══ DATA TO USE ══

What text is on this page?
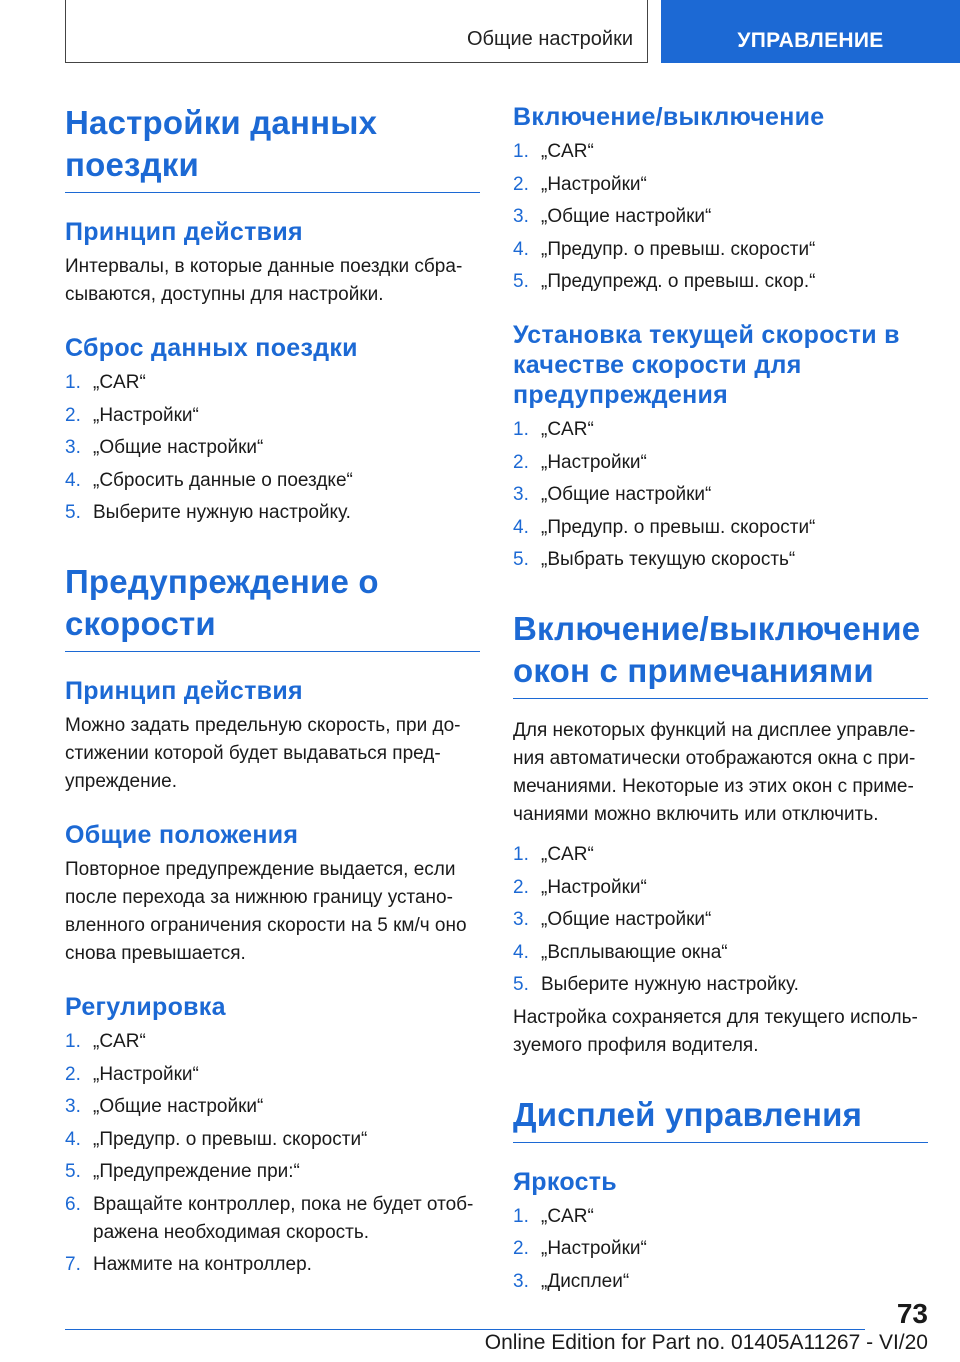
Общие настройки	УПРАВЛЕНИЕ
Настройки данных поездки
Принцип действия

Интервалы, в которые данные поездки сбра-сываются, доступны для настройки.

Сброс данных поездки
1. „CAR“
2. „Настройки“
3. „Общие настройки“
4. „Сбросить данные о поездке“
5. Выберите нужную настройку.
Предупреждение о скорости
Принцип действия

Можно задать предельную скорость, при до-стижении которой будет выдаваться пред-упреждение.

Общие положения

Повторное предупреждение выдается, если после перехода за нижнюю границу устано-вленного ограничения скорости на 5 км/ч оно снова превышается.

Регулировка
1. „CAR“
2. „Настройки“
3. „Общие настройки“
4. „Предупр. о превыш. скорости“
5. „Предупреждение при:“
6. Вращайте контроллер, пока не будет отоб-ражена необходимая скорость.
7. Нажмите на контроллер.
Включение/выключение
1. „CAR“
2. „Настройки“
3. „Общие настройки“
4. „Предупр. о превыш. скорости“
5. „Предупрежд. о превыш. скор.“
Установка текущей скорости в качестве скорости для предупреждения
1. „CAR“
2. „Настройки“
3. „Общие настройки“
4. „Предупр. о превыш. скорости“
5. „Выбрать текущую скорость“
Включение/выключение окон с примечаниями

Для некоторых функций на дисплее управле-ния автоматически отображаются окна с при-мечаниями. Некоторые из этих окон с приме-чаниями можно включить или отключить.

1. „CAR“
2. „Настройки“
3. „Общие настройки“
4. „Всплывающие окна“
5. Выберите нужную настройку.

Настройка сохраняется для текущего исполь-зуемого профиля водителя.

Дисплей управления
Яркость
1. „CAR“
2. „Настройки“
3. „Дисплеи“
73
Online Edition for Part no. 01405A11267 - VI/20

═══

▶ **STATED EXERCISE**:
Search the records for the word "окна". Copy every line that has it.

▶ **SOLUTION**:
Для некоторых функций на дисплее управле-ния автоматически отображаются окна с при-мечаниями. Некоторые из этих окон с приме-чаниями можно включить или отключить.
4. „Всплывающие окна“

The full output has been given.